Data items:
⟨

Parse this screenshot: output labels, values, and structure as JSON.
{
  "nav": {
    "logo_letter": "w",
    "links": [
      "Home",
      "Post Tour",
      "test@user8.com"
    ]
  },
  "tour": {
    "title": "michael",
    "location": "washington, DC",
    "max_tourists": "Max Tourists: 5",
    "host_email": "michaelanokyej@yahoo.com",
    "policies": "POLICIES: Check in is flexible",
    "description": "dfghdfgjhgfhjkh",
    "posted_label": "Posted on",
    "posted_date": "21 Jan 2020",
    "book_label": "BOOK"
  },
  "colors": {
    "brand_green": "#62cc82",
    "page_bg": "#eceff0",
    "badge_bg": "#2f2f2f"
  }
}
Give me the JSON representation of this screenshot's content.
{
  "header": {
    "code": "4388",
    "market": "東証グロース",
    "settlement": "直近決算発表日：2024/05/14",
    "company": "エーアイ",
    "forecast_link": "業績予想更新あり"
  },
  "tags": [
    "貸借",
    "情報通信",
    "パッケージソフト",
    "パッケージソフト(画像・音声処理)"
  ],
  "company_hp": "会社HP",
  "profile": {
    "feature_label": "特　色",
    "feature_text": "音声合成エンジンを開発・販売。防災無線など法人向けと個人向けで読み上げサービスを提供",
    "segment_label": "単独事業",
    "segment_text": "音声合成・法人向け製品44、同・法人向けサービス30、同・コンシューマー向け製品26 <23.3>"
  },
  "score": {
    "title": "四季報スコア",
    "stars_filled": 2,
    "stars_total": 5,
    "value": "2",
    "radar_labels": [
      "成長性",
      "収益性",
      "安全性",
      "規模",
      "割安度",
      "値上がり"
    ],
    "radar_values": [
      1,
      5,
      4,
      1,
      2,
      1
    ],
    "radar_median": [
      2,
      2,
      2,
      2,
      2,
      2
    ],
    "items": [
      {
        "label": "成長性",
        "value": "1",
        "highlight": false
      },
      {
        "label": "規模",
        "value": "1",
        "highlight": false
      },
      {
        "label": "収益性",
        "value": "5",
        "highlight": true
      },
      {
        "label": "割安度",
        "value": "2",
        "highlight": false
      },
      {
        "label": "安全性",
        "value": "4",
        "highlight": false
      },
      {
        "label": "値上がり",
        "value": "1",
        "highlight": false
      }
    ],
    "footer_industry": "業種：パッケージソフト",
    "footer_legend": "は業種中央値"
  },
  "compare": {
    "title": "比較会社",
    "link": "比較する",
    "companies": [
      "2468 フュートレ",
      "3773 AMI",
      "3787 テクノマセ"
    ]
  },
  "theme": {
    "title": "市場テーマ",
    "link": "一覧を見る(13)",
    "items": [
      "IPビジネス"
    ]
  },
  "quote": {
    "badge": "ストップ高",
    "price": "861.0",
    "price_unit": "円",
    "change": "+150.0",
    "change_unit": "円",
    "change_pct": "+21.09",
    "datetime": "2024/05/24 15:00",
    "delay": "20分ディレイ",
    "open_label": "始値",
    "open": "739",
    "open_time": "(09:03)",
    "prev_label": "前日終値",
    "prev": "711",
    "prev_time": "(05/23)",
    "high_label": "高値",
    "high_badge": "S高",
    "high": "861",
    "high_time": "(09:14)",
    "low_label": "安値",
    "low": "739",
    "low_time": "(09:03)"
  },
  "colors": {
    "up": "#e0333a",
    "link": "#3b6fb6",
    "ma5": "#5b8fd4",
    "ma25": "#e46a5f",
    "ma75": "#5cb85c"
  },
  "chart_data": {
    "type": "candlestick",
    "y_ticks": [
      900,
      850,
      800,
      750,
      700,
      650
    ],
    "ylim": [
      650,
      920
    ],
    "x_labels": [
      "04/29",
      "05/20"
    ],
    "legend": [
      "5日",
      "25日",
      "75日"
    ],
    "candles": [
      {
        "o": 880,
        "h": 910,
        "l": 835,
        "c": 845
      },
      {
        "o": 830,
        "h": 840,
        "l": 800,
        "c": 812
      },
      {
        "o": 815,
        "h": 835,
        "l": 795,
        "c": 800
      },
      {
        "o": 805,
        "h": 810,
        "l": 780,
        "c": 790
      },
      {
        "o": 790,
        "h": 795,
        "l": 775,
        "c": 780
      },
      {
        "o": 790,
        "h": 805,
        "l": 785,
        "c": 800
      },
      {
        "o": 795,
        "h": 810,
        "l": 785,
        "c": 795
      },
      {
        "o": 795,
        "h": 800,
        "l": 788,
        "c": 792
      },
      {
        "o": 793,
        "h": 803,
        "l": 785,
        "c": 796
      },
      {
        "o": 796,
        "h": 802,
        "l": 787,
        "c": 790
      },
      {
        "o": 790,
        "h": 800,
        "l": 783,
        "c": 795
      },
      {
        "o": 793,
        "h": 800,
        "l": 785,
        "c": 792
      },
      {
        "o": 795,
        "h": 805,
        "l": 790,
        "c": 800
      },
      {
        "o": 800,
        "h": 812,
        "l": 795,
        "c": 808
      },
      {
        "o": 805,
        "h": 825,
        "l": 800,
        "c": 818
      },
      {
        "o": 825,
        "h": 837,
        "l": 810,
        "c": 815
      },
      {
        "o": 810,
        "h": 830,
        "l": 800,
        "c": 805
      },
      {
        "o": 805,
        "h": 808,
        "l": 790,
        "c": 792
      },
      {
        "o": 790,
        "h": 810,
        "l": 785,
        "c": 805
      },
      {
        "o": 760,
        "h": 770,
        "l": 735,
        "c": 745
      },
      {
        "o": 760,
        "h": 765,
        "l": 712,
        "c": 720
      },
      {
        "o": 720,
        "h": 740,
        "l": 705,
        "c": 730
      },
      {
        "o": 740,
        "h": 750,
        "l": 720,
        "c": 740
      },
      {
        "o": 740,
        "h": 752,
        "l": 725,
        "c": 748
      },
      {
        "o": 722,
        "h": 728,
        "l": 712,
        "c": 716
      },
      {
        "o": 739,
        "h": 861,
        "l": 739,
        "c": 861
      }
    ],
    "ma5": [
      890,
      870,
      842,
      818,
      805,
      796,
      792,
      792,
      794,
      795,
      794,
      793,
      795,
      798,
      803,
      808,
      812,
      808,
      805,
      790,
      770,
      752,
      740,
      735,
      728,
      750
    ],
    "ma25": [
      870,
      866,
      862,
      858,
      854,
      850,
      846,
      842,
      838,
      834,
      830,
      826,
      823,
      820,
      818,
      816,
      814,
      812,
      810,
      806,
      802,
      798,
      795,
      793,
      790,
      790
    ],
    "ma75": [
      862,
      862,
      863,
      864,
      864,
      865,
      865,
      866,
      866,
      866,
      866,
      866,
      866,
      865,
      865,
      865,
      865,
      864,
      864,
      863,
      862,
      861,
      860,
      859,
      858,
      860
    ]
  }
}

⟩

Your task is to quote the listing above word for word.

Parse this screenshot: output labels, values, and structure as JSON.
{
  "nav": {
    "logo_letter": "w",
    "links": [
      "Home",
      "Post Tour",
      "test@user8.com"
    ]
  },
  "tour": {
    "title": "michael",
    "location": "washington, DC",
    "max_tourists": "Max Tourists: 5",
    "host_email": "michaelanokyej@yahoo.com",
    "policies": "POLICIES: Check in is flexible",
    "description": "dfghdfgjhgfhjkh",
    "posted_label": "Posted on",
    "posted_date": "21 Jan 2020",
    "book_label": "BOOK"
  },
  "colors": {
    "brand_green": "#62cc82",
    "page_bg": "#eceff0",
    "badge_bg": "#2f2f2f"
  }
}
Give me the JSON representation of this screenshot's content.
{
  "header": {
    "code": "4388",
    "market": "東証グロース",
    "settlement": "直近決算発表日：2024/05/14",
    "company": "エーアイ",
    "forecast_link": "業績予想更新あり"
  },
  "tags": [
    "貸借",
    "情報通信",
    "パッケージソフト",
    "パッケージソフト(画像・音声処理)"
  ],
  "company_hp": "会社HP",
  "profile": {
    "feature_label": "特　色",
    "feature_text": "音声合成エンジンを開発・販売。防災無線など法人向けと個人向けで読み上げサービスを提供",
    "segment_label": "単独事業",
    "segment_text": "音声合成・法人向け製品44、同・法人向けサービス30、同・コンシューマー向け製品26 <23.3>"
  },
  "score": {
    "title": "四季報スコア",
    "stars_filled": 2,
    "stars_total": 5,
    "value": "2",
    "radar_labels": [
      "成長性",
      "収益性",
      "安全性",
      "規模",
      "割安度",
      "値上がり"
    ],
    "radar_values": [
      1,
      5,
      4,
      1,
      2,
      1
    ],
    "radar_median": [
      2,
      2,
      2,
      2,
      2,
      2
    ],
    "items": [
      {
        "label": "成長性",
        "value": "1",
        "highlight": false
      },
      {
        "label": "規模",
        "value": "1",
        "highlight": false
      },
      {
        "label": "収益性",
        "value": "5",
        "highlight": true
      },
      {
        "label": "割安度",
        "value": "2",
        "highlight": false
      },
      {
        "label": "安全性",
        "value": "4",
        "highlight": false
      },
      {
        "label": "値上がり",
        "value": "1",
        "highlight": false
      }
    ],
    "footer_industry": "業種：パッケージソフト",
    "footer_legend": "は業種中央値"
  },
  "compare": {
    "title": "比較会社",
    "link": "比較する",
    "companies": [
      "2468 フュートレ",
      "3773 AMI",
      "3787 テクノマセ"
    ]
  },
  "theme": {
    "title": "市場テーマ",
    "link": "一覧を見る(13)",
    "items": [
      "IPビジネス"
    ]
  },
  "quote": {
    "badge": "ストップ高",
    "price": "861.0",
    "price_unit": "円",
    "change": "+150.0",
    "change_unit": "円",
    "change_pct": "+21.09",
    "datetime": "2024/05/24 15:00",
    "delay": "20分ディレイ",
    "open_label": "始値",
    "open": "739",
    "open_time": "(09:03)",
    "prev_label": "前日終値",
    "prev": "711",
    "prev_time": "(05/23)",
    "high_label": "高値",
    "high_badge": "S高",
    "high": "861",
    "high_time": "(09:14)",
    "low_label": "安値",
    "low": "739",
    "low_time": "(09:03)"
  },
  "colors": {
    "up": "#e0333a",
    "link": "#3b6fb6",
    "ma5": "#5b8fd4",
    "ma25": "#e46a5f",
    "ma75": "#5cb85c"
  },
  "chart_data": {
    "type": "candlestick",
    "y_ticks": [
      900,
      850,
      800,
      750,
      700,
      650
    ],
    "ylim": [
      650,
      920
    ],
    "x_labels": [
      "04/29",
      "05/20"
    ],
    "legend": [
      "5日",
      "25日",
      "75日"
    ],
    "candles": [
      {
        "o": 880,
        "h": 910,
        "l": 835,
        "c": 845
      },
      {
        "o": 830,
        "h": 840,
        "l": 800,
        "c": 812
      },
      {
        "o": 815,
        "h": 835,
        "l": 795,
        "c": 800
      },
      {
        "o": 805,
        "h": 810,
        "l": 780,
        "c": 790
      },
      {
        "o": 790,
        "h": 795,
        "l": 775,
        "c": 780
      },
      {
        "o": 790,
        "h": 805,
        "l": 785,
        "c": 800
      },
      {
        "o": 795,
        "h": 810,
        "l": 785,
        "c": 795
      },
      {
        "o": 795,
        "h": 800,
        "l": 788,
        "c": 792
      },
      {
        "o": 793,
        "h": 803,
        "l": 785,
        "c": 796
      },
      {
        "o": 796,
        "h": 802,
        "l": 787,
        "c": 790
      },
      {
        "o": 790,
        "h": 800,
        "l": 783,
        "c": 795
      },
      {
        "o": 793,
        "h": 800,
        "l": 785,
        "c": 792
      },
      {
        "o": 795,
        "h": 805,
        "l": 790,
        "c": 800
      },
      {
        "o": 800,
        "h": 812,
        "l": 795,
        "c": 808
      },
      {
        "o": 805,
        "h": 825,
        "l": 800,
        "c": 818
      },
      {
        "o": 825,
        "h": 837,
        "l": 810,
        "c": 815
      },
      {
        "o": 810,
        "h": 830,
        "l": 800,
        "c": 805
      },
      {
        "o": 805,
        "h": 808,
        "l": 790,
        "c": 792
      },
      {
        "o": 790,
        "h": 810,
        "l": 785,
        "c": 805
      },
      {
        "o": 760,
        "h": 770,
        "l": 735,
        "c": 745
      },
      {
        "o": 760,
        "h": 765,
        "l": 712,
        "c": 720
      },
      {
        "o": 720,
        "h": 740,
        "l": 705,
        "c": 730
      },
      {
        "o": 740,
        "h": 750,
        "l": 720,
        "c": 740
      },
      {
        "o": 740,
        "h": 752,
        "l": 725,
        "c": 748
      },
      {
        "o": 722,
        "h": 728,
        "l": 712,
        "c": 716
      },
      {
        "o": 739,
        "h": 861,
        "l": 739,
        "c": 861
      }
    ],
    "ma5": [
      890,
      870,
      842,
      818,
      805,
      796,
      792,
      792,
      794,
      795,
      794,
      793,
      795,
      798,
      803,
      808,
      812,
      808,
      805,
      790,
      770,
      752,
      740,
      735,
      728,
      750
    ],
    "ma25": [
      870,
      866,
      862,
      858,
      854,
      850,
      846,
      842,
      838,
      834,
      830,
      826,
      823,
      820,
      818,
      816,
      814,
      812,
      810,
      806,
      802,
      798,
      795,
      793,
      790,
      790
    ],
    "ma75": [
      862,
      862,
      863,
      864,
      864,
      865,
      865,
      866,
      866,
      866,
      866,
      866,
      866,
      865,
      865,
      865,
      865,
      864,
      864,
      863,
      862,
      861,
      860,
      859,
      858,
      860
    ]
  }
}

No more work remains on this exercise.